== Listed entries ==
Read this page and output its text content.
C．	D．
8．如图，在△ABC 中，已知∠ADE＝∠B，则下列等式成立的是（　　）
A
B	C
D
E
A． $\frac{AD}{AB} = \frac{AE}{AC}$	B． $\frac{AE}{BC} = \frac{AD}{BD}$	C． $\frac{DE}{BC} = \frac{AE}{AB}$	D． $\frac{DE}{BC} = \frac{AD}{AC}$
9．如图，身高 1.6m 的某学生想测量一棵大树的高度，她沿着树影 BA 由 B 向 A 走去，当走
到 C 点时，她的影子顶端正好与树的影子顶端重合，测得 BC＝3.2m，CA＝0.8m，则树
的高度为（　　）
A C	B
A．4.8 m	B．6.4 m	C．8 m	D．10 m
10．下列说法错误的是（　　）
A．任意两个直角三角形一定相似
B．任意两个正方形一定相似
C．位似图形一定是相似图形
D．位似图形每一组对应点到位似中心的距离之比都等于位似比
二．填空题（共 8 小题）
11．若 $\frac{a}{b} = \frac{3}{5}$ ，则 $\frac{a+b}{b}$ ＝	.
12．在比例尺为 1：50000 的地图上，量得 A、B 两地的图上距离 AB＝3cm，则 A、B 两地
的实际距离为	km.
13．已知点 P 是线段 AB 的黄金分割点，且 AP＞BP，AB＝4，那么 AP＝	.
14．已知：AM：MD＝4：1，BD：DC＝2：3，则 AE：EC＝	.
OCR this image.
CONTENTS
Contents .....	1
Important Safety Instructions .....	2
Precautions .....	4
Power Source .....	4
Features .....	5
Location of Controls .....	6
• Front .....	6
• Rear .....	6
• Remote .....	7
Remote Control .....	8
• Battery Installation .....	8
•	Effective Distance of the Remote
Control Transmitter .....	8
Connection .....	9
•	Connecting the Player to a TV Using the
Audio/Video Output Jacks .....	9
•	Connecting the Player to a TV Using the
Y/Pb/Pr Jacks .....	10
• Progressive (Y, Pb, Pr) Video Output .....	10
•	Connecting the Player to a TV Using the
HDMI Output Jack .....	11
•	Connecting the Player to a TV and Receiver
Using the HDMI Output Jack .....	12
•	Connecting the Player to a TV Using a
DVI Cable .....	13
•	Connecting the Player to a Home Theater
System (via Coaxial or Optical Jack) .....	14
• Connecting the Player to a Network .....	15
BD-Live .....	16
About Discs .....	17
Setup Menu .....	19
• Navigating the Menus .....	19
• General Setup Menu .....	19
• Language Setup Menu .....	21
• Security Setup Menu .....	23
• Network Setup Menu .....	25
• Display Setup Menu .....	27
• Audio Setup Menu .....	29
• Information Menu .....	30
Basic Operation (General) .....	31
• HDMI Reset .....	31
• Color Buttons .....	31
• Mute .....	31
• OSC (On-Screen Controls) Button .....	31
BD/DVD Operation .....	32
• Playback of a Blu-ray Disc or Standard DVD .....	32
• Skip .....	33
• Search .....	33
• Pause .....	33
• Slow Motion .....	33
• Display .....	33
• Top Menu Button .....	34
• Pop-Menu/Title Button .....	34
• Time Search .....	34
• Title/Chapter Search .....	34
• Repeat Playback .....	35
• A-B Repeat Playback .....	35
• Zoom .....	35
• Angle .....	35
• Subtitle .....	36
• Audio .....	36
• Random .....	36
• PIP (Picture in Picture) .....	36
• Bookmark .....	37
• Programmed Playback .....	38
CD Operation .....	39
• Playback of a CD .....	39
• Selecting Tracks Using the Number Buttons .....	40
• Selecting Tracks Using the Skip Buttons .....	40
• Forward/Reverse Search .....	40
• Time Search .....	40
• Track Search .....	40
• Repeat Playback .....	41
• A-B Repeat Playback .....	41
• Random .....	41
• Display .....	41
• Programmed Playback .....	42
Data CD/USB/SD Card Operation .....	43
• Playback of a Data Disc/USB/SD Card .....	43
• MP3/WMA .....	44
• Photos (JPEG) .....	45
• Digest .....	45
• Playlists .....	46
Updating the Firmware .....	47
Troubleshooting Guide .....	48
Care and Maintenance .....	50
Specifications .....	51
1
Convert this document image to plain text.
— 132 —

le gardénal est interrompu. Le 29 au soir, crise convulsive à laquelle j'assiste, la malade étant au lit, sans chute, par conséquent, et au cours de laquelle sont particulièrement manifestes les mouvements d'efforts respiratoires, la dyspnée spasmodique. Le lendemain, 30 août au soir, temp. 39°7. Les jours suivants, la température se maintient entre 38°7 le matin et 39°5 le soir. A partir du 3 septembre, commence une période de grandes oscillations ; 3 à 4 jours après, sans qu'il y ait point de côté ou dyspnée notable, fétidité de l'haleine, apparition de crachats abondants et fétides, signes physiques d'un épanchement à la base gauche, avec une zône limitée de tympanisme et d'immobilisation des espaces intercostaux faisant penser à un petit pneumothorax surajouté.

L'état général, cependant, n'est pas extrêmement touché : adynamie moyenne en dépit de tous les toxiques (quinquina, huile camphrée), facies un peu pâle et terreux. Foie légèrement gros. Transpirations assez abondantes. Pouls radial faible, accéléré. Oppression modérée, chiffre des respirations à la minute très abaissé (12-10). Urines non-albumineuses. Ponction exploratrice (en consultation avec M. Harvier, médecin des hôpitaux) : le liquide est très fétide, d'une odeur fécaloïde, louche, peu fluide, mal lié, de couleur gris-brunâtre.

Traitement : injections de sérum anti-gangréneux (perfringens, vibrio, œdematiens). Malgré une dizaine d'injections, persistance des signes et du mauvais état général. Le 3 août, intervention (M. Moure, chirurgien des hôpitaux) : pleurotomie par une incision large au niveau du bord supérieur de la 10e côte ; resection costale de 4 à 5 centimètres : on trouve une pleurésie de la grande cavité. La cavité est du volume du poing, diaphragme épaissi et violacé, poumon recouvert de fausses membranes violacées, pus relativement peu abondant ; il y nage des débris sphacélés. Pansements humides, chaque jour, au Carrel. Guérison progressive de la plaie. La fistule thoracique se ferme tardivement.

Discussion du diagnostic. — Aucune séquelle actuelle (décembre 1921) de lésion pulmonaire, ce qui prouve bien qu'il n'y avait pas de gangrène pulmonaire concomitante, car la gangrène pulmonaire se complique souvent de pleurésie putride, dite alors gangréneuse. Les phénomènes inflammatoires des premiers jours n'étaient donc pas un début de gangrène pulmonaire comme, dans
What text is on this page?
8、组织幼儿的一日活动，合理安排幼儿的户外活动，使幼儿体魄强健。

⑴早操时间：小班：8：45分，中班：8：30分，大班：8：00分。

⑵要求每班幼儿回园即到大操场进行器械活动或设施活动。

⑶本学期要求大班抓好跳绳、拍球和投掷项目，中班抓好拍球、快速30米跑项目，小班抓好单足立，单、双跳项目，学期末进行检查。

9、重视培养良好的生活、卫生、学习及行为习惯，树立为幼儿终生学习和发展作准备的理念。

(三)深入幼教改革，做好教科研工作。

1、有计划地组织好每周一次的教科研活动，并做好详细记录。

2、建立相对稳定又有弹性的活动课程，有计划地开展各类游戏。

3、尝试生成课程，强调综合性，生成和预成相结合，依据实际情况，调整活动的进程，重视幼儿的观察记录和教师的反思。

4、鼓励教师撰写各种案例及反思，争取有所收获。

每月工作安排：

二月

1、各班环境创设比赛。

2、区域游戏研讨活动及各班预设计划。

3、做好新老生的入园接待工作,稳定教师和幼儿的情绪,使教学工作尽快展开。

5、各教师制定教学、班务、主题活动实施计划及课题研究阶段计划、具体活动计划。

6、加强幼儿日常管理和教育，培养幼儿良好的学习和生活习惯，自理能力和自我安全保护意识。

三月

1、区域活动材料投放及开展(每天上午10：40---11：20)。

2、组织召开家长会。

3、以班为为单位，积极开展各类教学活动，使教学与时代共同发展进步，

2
===
**Problem statement**
Scan the listing above and copy all lines containing the word "frac".

**Expected answer**
A． $\frac{AD}{AB} = \frac{AE}{AC}$	B． $\frac{AE}{BC} = \frac{AD}{BD}$	C． $\frac{DE}{BC} = \frac{AE}{AB}$	D． $\frac{DE}{BC} = \frac{AD}{AC}$
11．若 $\frac{a}{b} = \frac{3}{5}$ ，则 $\frac{a+b}{b}$ ＝	.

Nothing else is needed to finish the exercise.